* [WORK TO COMPLETE] Copy each line below in which the string "title" occurs.

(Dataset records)
----------
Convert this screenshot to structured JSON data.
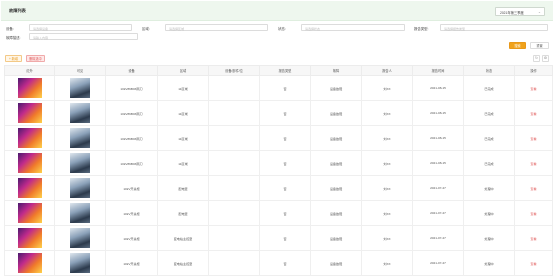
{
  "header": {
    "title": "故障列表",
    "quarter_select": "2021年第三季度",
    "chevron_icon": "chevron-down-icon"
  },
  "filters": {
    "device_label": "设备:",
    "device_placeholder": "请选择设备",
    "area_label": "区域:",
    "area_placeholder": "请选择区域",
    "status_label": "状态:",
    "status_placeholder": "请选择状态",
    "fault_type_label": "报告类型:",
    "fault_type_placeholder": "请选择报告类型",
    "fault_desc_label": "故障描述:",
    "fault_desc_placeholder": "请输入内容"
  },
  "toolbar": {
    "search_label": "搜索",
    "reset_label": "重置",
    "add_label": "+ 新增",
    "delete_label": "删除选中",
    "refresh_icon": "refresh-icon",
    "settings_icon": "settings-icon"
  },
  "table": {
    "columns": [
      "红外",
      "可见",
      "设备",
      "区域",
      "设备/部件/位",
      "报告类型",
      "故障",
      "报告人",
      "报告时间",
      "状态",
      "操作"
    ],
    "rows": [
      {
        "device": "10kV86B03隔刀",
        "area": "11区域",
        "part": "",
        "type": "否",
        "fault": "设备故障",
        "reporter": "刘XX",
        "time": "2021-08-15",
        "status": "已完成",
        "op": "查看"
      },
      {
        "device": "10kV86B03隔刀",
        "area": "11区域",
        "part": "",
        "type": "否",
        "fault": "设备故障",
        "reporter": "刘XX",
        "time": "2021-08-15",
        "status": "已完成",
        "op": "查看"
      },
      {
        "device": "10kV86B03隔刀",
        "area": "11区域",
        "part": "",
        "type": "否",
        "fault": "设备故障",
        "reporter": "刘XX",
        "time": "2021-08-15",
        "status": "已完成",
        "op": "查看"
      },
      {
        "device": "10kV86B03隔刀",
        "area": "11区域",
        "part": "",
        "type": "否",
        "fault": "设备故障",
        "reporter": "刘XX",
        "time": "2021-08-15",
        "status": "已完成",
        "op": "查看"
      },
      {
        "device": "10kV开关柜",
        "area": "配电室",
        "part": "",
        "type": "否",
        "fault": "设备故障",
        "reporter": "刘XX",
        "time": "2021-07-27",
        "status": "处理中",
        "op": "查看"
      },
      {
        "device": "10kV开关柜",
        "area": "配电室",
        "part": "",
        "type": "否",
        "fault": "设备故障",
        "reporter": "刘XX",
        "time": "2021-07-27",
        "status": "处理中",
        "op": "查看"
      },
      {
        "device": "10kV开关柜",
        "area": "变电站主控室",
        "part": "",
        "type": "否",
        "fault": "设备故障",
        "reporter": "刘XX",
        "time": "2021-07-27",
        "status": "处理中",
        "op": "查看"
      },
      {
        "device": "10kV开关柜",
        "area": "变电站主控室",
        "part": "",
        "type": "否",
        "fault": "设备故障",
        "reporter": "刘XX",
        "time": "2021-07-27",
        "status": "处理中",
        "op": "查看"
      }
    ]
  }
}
----------
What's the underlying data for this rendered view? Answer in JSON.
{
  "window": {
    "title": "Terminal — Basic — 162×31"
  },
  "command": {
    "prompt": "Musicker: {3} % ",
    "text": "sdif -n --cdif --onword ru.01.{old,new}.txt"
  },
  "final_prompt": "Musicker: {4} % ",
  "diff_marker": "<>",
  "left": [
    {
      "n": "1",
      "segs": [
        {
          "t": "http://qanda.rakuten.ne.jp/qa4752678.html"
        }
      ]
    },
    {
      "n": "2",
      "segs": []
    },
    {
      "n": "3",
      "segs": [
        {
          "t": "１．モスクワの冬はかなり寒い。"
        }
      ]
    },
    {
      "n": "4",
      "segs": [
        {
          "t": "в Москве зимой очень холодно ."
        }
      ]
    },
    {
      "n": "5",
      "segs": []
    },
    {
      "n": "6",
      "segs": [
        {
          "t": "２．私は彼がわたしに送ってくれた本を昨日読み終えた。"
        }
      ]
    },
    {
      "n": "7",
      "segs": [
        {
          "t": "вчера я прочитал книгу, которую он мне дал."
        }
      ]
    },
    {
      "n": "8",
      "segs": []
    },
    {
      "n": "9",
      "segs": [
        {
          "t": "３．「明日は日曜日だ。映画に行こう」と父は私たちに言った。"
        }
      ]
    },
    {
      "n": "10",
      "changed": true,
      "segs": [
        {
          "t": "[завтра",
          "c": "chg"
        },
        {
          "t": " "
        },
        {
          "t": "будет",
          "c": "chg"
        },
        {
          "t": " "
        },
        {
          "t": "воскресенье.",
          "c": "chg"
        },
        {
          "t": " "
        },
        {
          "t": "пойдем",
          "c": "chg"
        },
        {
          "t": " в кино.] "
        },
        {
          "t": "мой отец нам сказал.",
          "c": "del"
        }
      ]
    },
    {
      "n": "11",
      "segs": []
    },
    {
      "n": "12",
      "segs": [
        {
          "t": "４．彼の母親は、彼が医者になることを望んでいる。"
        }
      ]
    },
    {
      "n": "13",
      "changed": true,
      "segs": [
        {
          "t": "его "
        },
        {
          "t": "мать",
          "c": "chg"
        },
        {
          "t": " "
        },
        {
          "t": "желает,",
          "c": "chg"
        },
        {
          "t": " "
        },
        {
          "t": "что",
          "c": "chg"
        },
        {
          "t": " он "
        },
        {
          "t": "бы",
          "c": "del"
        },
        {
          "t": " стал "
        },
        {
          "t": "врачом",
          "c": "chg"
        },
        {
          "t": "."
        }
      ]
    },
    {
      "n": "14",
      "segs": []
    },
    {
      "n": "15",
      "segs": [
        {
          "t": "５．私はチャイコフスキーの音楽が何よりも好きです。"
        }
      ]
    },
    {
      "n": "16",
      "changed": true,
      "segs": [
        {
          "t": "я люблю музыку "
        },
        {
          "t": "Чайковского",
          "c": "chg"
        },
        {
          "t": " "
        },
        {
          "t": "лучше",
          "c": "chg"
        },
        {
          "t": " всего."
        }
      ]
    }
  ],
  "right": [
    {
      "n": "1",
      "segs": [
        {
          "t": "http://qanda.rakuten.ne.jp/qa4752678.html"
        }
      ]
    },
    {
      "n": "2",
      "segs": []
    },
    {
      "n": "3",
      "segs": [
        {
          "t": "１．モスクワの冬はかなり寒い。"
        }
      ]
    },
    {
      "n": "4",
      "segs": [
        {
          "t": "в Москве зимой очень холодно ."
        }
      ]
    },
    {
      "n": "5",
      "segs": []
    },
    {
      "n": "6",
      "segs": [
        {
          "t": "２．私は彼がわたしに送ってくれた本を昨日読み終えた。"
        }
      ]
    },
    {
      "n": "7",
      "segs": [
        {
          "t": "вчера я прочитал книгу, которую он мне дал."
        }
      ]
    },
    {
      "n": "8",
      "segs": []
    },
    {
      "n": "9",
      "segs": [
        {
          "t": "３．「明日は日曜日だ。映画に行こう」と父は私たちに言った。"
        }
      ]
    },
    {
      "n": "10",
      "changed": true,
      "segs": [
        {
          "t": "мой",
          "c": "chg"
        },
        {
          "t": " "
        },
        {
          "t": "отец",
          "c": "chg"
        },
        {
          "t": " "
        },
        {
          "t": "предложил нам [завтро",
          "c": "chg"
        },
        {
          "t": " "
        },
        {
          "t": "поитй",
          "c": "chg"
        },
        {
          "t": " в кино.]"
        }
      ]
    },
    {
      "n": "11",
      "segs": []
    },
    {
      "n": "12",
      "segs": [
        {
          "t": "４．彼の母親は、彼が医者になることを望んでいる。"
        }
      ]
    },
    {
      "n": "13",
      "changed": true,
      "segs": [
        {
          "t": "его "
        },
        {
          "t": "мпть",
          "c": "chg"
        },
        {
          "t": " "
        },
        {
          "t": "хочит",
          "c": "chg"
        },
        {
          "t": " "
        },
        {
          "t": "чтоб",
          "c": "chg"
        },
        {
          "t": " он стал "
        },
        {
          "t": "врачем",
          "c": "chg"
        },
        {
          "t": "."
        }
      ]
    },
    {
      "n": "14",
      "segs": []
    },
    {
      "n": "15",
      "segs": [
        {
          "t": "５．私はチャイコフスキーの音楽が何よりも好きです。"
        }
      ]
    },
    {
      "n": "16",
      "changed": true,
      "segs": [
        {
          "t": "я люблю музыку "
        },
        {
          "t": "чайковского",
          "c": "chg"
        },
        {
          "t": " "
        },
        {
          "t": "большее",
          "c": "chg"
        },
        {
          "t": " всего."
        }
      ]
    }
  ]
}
----------
* [ANSWER IN FULL]
    "title": "故障列表",
    "title": "Terminal — Basic — 162×31"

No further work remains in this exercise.